EXERCISE REQUIREMENTS: Reproduce the material word for word; the images stay out.

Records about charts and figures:
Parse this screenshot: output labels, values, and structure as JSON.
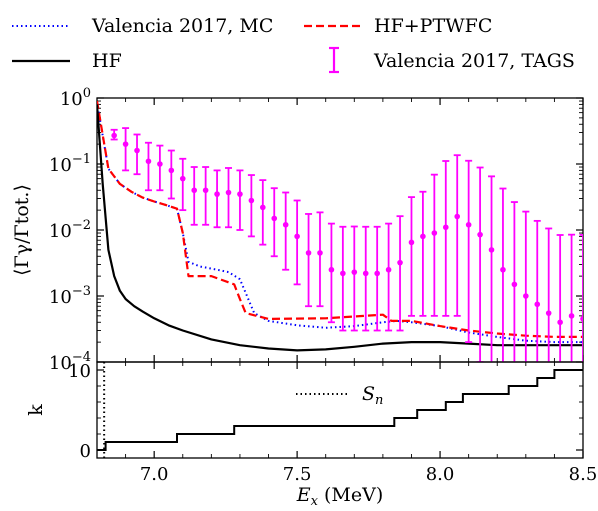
{
  "chart_data": [
    {
      "type": "line",
      "panel": "top",
      "ylabel": "⟨Γγ/Γtot.⟩",
      "yscale": "log",
      "ylim": [
        0.0001,
        1
      ],
      "xlim": [
        6.8,
        8.5
      ],
      "yticks": [
        {
          "value": 0.0001,
          "base": "10",
          "exp": "−4"
        },
        {
          "value": 0.001,
          "base": "10",
          "exp": "−3"
        },
        {
          "value": 0.01,
          "base": "10",
          "exp": "−2"
        },
        {
          "value": 0.1,
          "base": "10",
          "exp": "−1"
        },
        {
          "value": 1,
          "base": "10",
          "exp": "0"
        }
      ],
      "series": [
        {
          "name": "Valencia 2017, MC",
          "style": "dotted",
          "color": "#0000ff",
          "x": [
            6.8,
            6.84,
            6.88,
            6.92,
            6.96,
            7.0,
            7.04,
            7.08,
            7.1,
            7.12,
            7.16,
            7.18,
            7.22,
            7.26,
            7.3,
            7.35,
            7.4,
            7.5,
            7.6,
            7.7,
            7.8,
            7.85,
            7.9,
            8.0,
            8.1,
            8.2,
            8.3,
            8.4,
            8.5
          ],
          "y": [
            0.85,
            0.085,
            0.05,
            0.038,
            0.031,
            0.027,
            0.024,
            0.021,
            0.009,
            0.0033,
            0.0028,
            0.0027,
            0.0025,
            0.0023,
            0.0018,
            0.00055,
            0.00042,
            0.00036,
            0.00033,
            0.00035,
            0.0004,
            0.00042,
            0.0004,
            0.00035,
            0.00028,
            0.00024,
            0.00021,
            0.0002,
            0.0002
          ]
        },
        {
          "name": "HF+PTWFC",
          "style": "dashed",
          "color": "#ff0000",
          "x": [
            6.8,
            6.84,
            6.88,
            6.92,
            6.96,
            7.0,
            7.04,
            7.08,
            7.1,
            7.12,
            7.2,
            7.28,
            7.3,
            7.32,
            7.4,
            7.6,
            7.8,
            7.83,
            7.9,
            8.0,
            8.1,
            8.2,
            8.3,
            8.4,
            8.5
          ],
          "y": [
            0.9,
            0.085,
            0.05,
            0.038,
            0.031,
            0.027,
            0.024,
            0.021,
            0.009,
            0.002,
            0.002,
            0.0015,
            0.0009,
            0.00055,
            0.00045,
            0.00046,
            0.00052,
            0.00042,
            0.00042,
            0.00035,
            0.0003,
            0.00027,
            0.00025,
            0.00024,
            0.00024
          ]
        },
        {
          "name": "HF",
          "style": "solid",
          "color": "#000000",
          "x": [
            6.8,
            6.82,
            6.84,
            6.86,
            6.88,
            6.9,
            6.93,
            6.96,
            7.0,
            7.05,
            7.1,
            7.2,
            7.3,
            7.4,
            7.5,
            7.6,
            7.7,
            7.8,
            7.9,
            8.0,
            8.1,
            8.2,
            8.3,
            8.4,
            8.5
          ],
          "y": [
            0.8,
            0.05,
            0.005,
            0.002,
            0.0012,
            0.0009,
            0.0007,
            0.00058,
            0.00046,
            0.00036,
            0.0003,
            0.00022,
            0.00018,
            0.00016,
            0.00015,
            0.000155,
            0.00017,
            0.00019,
            0.0002,
            0.0002,
            0.00019,
            0.00018,
            0.00018,
            0.00018,
            0.00018
          ]
        },
        {
          "name": "Valencia 2017, TAGS",
          "style": "errorbar",
          "color": "#ff00ff",
          "x": [
            6.86,
            6.9,
            6.94,
            6.98,
            7.02,
            7.06,
            7.1,
            7.14,
            7.18,
            7.22,
            7.26,
            7.3,
            7.34,
            7.38,
            7.42,
            7.46,
            7.5,
            7.54,
            7.58,
            7.62,
            7.66,
            7.7,
            7.74,
            7.78,
            7.82,
            7.86,
            7.9,
            7.94,
            7.98,
            8.02,
            8.06,
            8.1,
            8.14,
            8.18,
            8.22,
            8.26,
            8.3,
            8.34,
            8.38,
            8.42,
            8.46,
            8.5
          ],
          "y": [
            0.27,
            0.2,
            0.16,
            0.11,
            0.1,
            0.08,
            0.06,
            0.04,
            0.04,
            0.035,
            0.037,
            0.035,
            0.028,
            0.022,
            0.015,
            0.012,
            0.008,
            0.0045,
            0.0045,
            0.0025,
            0.0022,
            0.0023,
            0.0022,
            0.0022,
            0.0025,
            0.0032,
            0.0065,
            0.008,
            0.009,
            0.011,
            0.016,
            0.012,
            0.0085,
            0.005,
            0.0025,
            0.0015,
            0.001,
            0.00075,
            0.00055,
            0.0004,
            0.0005,
            0.00045
          ],
          "err_low": [
            0.035,
            0.12,
            0.09,
            0.07,
            0.06,
            0.05,
            0.04,
            0.028,
            0.028,
            0.024,
            0.026,
            0.025,
            0.02,
            0.016,
            0.011,
            0.0095,
            0.0065,
            0.0038,
            0.0038,
            0.0021,
            0.0019,
            0.002,
            0.0019,
            0.0019,
            0.0022,
            0.0029,
            0.006,
            0.0075,
            0.0085,
            0.0105,
            0.0155,
            0.0118,
            0.0084,
            0.005,
            0.0025,
            0.0015,
            0.001,
            0.00075,
            0.00055,
            0.0004,
            0.0005,
            0.00045
          ],
          "err_high": [
            0.06,
            0.15,
            0.12,
            0.1,
            0.09,
            0.08,
            0.06,
            0.05,
            0.05,
            0.045,
            0.05,
            0.045,
            0.04,
            0.035,
            0.028,
            0.025,
            0.02,
            0.013,
            0.014,
            0.01,
            0.009,
            0.009,
            0.009,
            0.009,
            0.01,
            0.013,
            0.025,
            0.03,
            0.06,
            0.1,
            0.12,
            0.1,
            0.08,
            0.06,
            0.04,
            0.025,
            0.018,
            0.013,
            0.01,
            0.008,
            0.008,
            0.008
          ]
        }
      ],
      "legend": {
        "placement": "above",
        "entries": [
          {
            "label": "Valencia 2017, MC",
            "style": "dotted",
            "color": "#0000ff"
          },
          {
            "label": "HF+PTWFC",
            "style": "dashed",
            "color": "#ff0000"
          },
          {
            "label": "HF",
            "style": "solid",
            "color": "#000000"
          },
          {
            "label": "Valencia 2017, TAGS",
            "style": "errorbar",
            "color": "#ff00ff"
          }
        ]
      }
    },
    {
      "type": "line",
      "panel": "bottom",
      "ylabel": "k",
      "xlabel": "Ex (MeV)",
      "xlim": [
        6.8,
        8.5
      ],
      "ylim": [
        -1,
        11
      ],
      "yticks": [
        "0",
        "10"
      ],
      "xticks": [
        "7.0",
        "7.5",
        "8.0",
        "8.5"
      ],
      "annotation": "Sn",
      "series": [
        {
          "name": "k",
          "style": "step",
          "color": "#000000",
          "x": [
            6.8,
            6.82,
            6.83,
            7.08,
            7.28,
            7.84,
            7.92,
            8.02,
            8.08,
            8.16,
            8.24,
            8.34,
            8.4,
            8.5
          ],
          "y": [
            0,
            0,
            1,
            2,
            3,
            4,
            5,
            6,
            7,
            7,
            8,
            9,
            10,
            10
          ]
        },
        {
          "name": "Sn",
          "style": "dotted-vertical",
          "color": "#000000",
          "x": 6.825
        }
      ]
    }
  ]
}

SOLUTION TO THIS PROBLEM:
Parse this screenshot: output labels, values, and structure as JSON.
{
  "chart_data": [
    {
      "type": "line",
      "panel": "top",
      "ylabel": "⟨Γγ/Γtot.⟩",
      "yscale": "log",
      "ylim": [
        0.0001,
        1
      ],
      "xlim": [
        6.8,
        8.5
      ],
      "yticks": [
        {
          "value": 0.0001,
          "base": "10",
          "exp": "−4"
        },
        {
          "value": 0.001,
          "base": "10",
          "exp": "−3"
        },
        {
          "value": 0.01,
          "base": "10",
          "exp": "−2"
        },
        {
          "value": 0.1,
          "base": "10",
          "exp": "−1"
        },
        {
          "value": 1,
          "base": "10",
          "exp": "0"
        }
      ],
      "series": [
        {
          "name": "Valencia 2017, MC",
          "style": "dotted",
          "color": "#0000ff",
          "x": [
            6.8,
            6.84,
            6.88,
            6.92,
            6.96,
            7.0,
            7.04,
            7.08,
            7.1,
            7.12,
            7.16,
            7.18,
            7.22,
            7.26,
            7.3,
            7.35,
            7.4,
            7.5,
            7.6,
            7.7,
            7.8,
            7.85,
            7.9,
            8.0,
            8.1,
            8.2,
            8.3,
            8.4,
            8.5
          ],
          "y": [
            0.85,
            0.085,
            0.05,
            0.038,
            0.031,
            0.027,
            0.024,
            0.021,
            0.009,
            0.0033,
            0.0028,
            0.0027,
            0.0025,
            0.0023,
            0.0018,
            0.00055,
            0.00042,
            0.00036,
            0.00033,
            0.00035,
            0.0004,
            0.00042,
            0.0004,
            0.00035,
            0.00028,
            0.00024,
            0.00021,
            0.0002,
            0.0002
          ]
        },
        {
          "name": "HF+PTWFC",
          "style": "dashed",
          "color": "#ff0000",
          "x": [
            6.8,
            6.84,
            6.88,
            6.92,
            6.96,
            7.0,
            7.04,
            7.08,
            7.1,
            7.12,
            7.2,
            7.28,
            7.3,
            7.32,
            7.4,
            7.6,
            7.8,
            7.83,
            7.9,
            8.0,
            8.1,
            8.2,
            8.3,
            8.4,
            8.5
          ],
          "y": [
            0.9,
            0.085,
            0.05,
            0.038,
            0.031,
            0.027,
            0.024,
            0.021,
            0.009,
            0.002,
            0.002,
            0.0015,
            0.0009,
            0.00055,
            0.00045,
            0.00046,
            0.00052,
            0.00042,
            0.00042,
            0.00035,
            0.0003,
            0.00027,
            0.00025,
            0.00024,
            0.00024
          ]
        },
        {
          "name": "HF",
          "style": "solid",
          "color": "#000000",
          "x": [
            6.8,
            6.82,
            6.84,
            6.86,
            6.88,
            6.9,
            6.93,
            6.96,
            7.0,
            7.05,
            7.1,
            7.2,
            7.3,
            7.4,
            7.5,
            7.6,
            7.7,
            7.8,
            7.9,
            8.0,
            8.1,
            8.2,
            8.3,
            8.4,
            8.5
          ],
          "y": [
            0.8,
            0.05,
            0.005,
            0.002,
            0.0012,
            0.0009,
            0.0007,
            0.00058,
            0.00046,
            0.00036,
            0.0003,
            0.00022,
            0.00018,
            0.00016,
            0.00015,
            0.000155,
            0.00017,
            0.00019,
            0.0002,
            0.0002,
            0.00019,
            0.00018,
            0.00018,
            0.00018,
            0.00018
          ]
        },
        {
          "name": "Valencia 2017, TAGS",
          "style": "errorbar",
          "color": "#ff00ff",
          "x": [
            6.86,
            6.9,
            6.94,
            6.98,
            7.02,
            7.06,
            7.1,
            7.14,
            7.18,
            7.22,
            7.26,
            7.3,
            7.34,
            7.38,
            7.42,
            7.46,
            7.5,
            7.54,
            7.58,
            7.62,
            7.66,
            7.7,
            7.74,
            7.78,
            7.82,
            7.86,
            7.9,
            7.94,
            7.98,
            8.02,
            8.06,
            8.1,
            8.14,
            8.18,
            8.22,
            8.26,
            8.3,
            8.34,
            8.38,
            8.42,
            8.46,
            8.5
          ],
          "y": [
            0.27,
            0.2,
            0.16,
            0.11,
            0.1,
            0.08,
            0.06,
            0.04,
            0.04,
            0.035,
            0.037,
            0.035,
            0.028,
            0.022,
            0.015,
            0.012,
            0.008,
            0.0045,
            0.0045,
            0.0025,
            0.0022,
            0.0023,
            0.0022,
            0.0022,
            0.0025,
            0.0032,
            0.0065,
            0.008,
            0.009,
            0.011,
            0.016,
            0.012,
            0.0085,
            0.005,
            0.0025,
            0.0015,
            0.001,
            0.00075,
            0.00055,
            0.0004,
            0.0005,
            0.00045
          ],
          "err_low": [
            0.035,
            0.12,
            0.09,
            0.07,
            0.06,
            0.05,
            0.04,
            0.028,
            0.028,
            0.024,
            0.026,
            0.025,
            0.02,
            0.016,
            0.011,
            0.0095,
            0.0065,
            0.0038,
            0.0038,
            0.0021,
            0.0019,
            0.002,
            0.0019,
            0.0019,
            0.0022,
            0.0029,
            0.006,
            0.0075,
            0.0085,
            0.0105,
            0.0155,
            0.0118,
            0.0084,
            0.005,
            0.0025,
            0.0015,
            0.001,
            0.00075,
            0.00055,
            0.0004,
            0.0005,
            0.00045
          ],
          "err_high": [
            0.06,
            0.15,
            0.12,
            0.1,
            0.09,
            0.08,
            0.06,
            0.05,
            0.05,
            0.045,
            0.05,
            0.045,
            0.04,
            0.035,
            0.028,
            0.025,
            0.02,
            0.013,
            0.014,
            0.01,
            0.009,
            0.009,
            0.009,
            0.009,
            0.01,
            0.013,
            0.025,
            0.03,
            0.06,
            0.1,
            0.12,
            0.1,
            0.08,
            0.06,
            0.04,
            0.025,
            0.018,
            0.013,
            0.01,
            0.008,
            0.008,
            0.008
          ]
        }
      ],
      "legend": {
        "placement": "above",
        "entries": [
          {
            "label": "Valencia 2017, MC",
            "style": "dotted",
            "color": "#0000ff"
          },
          {
            "label": "HF+PTWFC",
            "style": "dashed",
            "color": "#ff0000"
          },
          {
            "label": "HF",
            "style": "solid",
            "color": "#000000"
          },
          {
            "label": "Valencia 2017, TAGS",
            "style": "errorbar",
            "color": "#ff00ff"
          }
        ]
      }
    },
    {
      "type": "line",
      "panel": "bottom",
      "ylabel": "k",
      "xlabel": "Ex (MeV)",
      "xlim": [
        6.8,
        8.5
      ],
      "ylim": [
        -1,
        11
      ],
      "yticks": [
        "0",
        "10"
      ],
      "xticks": [
        "7.0",
        "7.5",
        "8.0",
        "8.5"
      ],
      "annotation": "Sn",
      "series": [
        {
          "name": "k",
          "style": "step",
          "color": "#000000",
          "x": [
            6.8,
            6.82,
            6.83,
            7.08,
            7.28,
            7.84,
            7.92,
            8.02,
            8.08,
            8.16,
            8.24,
            8.34,
            8.4,
            8.5
          ],
          "y": [
            0,
            0,
            1,
            2,
            3,
            4,
            5,
            6,
            7,
            7,
            8,
            9,
            10,
            10
          ]
        },
        {
          "name": "Sn",
          "style": "dotted-vertical",
          "color": "#000000",
          "x": 6.825
        }
      ]
    }
  ]
}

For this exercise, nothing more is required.